STATED TASK
In the provided dialogue, why does Uncle Scrooge tell the boys they may have to ride horses? Answer in one to three sentences.

PROVIDED PASSAGE
Hey, somethin's wrong with my plane.

- I'm going down!
- Me too!

- Mayday! Mayday!
- Me too! Me too!

Hee-hee-hee-hee.

It's great to own
your own oil company.

Oh, indeed, sir. I dare say, you'd never
use premium if you had to pay for it.

Ho-ho-ho, I dare say.

Fill 'er up, laddie.
Premium, as usual.

Uh, well, uh, we're all out
of premium, Mr. McDuck, Your Honor, sir.

Oh, very well, then.
Make it unleaded.

No unleaded, either,
Your Excellency, sir.

Regular?

Uh, well, uh, we're all out, Your...

McDuck Oil is one of the biggest
oil companies in the world.

- How can you be all out?
- I don't know, sir. We're just-just...

- Out of gas!
- Head for Uncle Scrooge's gas station.

But you told me my Texas oil fields
wouldna go dry for 50 years,

and that was only 20 years ago.

What is goin' on out there?

Well, I'm comin' to see for myself.

Six cents' worth, please.
Two cents in each plane.

- Sorry, boys, we're all out.
- How can you be out of gas?

That's what I'm about to find out, boys.

- Uncle Scrooge!
- Hop in. We're headin' for Texas.

Oh, boy!
We can play cowboys and Indians

with real cowboys and real Indians!

Can we ride horses, Uncle Scrooge?

We may have to.
Horses don't use gasoline.

We are out of petrol, sir.

Lucky we made it to the airport.

Push the limo home and take
the afternoon off, Duckworth.

Oh, thank you, sir.

- Hi, Launchpad.
- Hey, Mr. McD. Hiya, boys.

Launchpad, you've got to fly us
to Texas and fast.

No can do, Mr. McD. Your jet's been
out of gas for a week.

It's a disaster, a catastrophe.
What am I going to do?

Uh, you might not like it, Uncle Scrooge,
but I have an idea.

It's the ultimate humiliation -
buying tickets on Air Glomgold.

- Well, I said you might not like it.
- But you didn't say I'd hate it.

This will be a good place to stay.
My oil fields are nearby.

Wow, a real dude ranch.

Hey, welcome to
the Lucky Duck Dude Ranch.

- I'm your host - Tex Doggie.
- Wow, are you a real cowboy?

Sure. My name's Tex, ain't it?

Let's go check out
the horses, Uncle Scrooge.

You go ahead, lads.
I've business to take care of.

Well, Scrooge McDuck.
Been a long time.

- You're late, Wildcat.
- Ran out of gas.

There's a lot of that going around.

Yep.

All the experts said this oil
wouldn't run out for years,

- and you're tellin' me it's bone dry?
- Yep.

- You have any idea why?
- Nope.

- Have ya tried drillin' new wells?
- Yep.

- Any luck?
- Nope.

Well, let's keep tryin'!

- Ain't it great to be real cowboys?
- Sure is, pardner.

Yee-haw!
Whoo! Whoo!

Ride 'em, cowdog.

Yay!

- Wa-hoo!
- Ride 'im, Tex.

DATA SUPPLIED
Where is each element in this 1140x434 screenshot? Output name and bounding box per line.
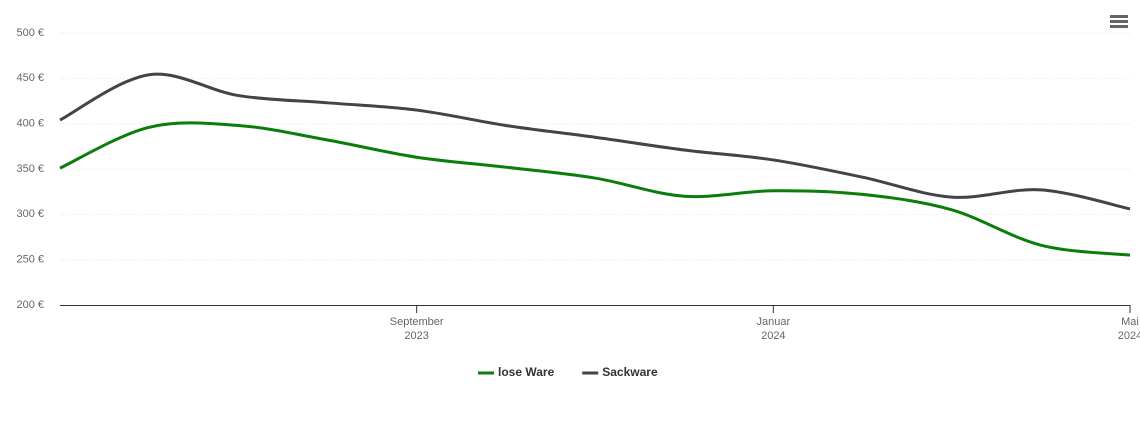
legend: lose Ware Sackware — [478, 365, 658, 379]
legend-label: lose Ware — [498, 365, 555, 379]
x-tick-label: Mai — [1121, 316, 1139, 328]
y-tick-label: 500 € — [16, 27, 44, 39]
legend-label: Sackware — [602, 365, 658, 379]
x-tick-label: 2024 — [1118, 330, 1140, 342]
menu-bar[interactable] — [1110, 20, 1128, 23]
y-tick-label: 400 € — [16, 118, 44, 130]
x-tick-label: 2023 — [404, 330, 428, 342]
series-line — [59, 72, 1131, 211]
x-tick-label: Januar — [757, 316, 791, 328]
menu-icon[interactable] — [1110, 15, 1128, 28]
y-tick-label: 450 € — [16, 72, 44, 84]
series-line — [59, 121, 1131, 257]
y-tick-label: 300 € — [16, 208, 44, 220]
x-tick-label: September — [390, 316, 444, 328]
x-tick-label: 2024 — [761, 330, 785, 342]
menu-bar[interactable] — [1110, 25, 1128, 28]
y-tick-label: 200 € — [16, 299, 44, 311]
y-tick-label: 250 € — [16, 254, 44, 266]
menu-bar[interactable] — [1110, 15, 1128, 18]
y-tick-label: 350 € — [16, 163, 44, 175]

THE COMPLETED TASK
He says this because horses don't use gasoline, and the gas has run out, even at his own station.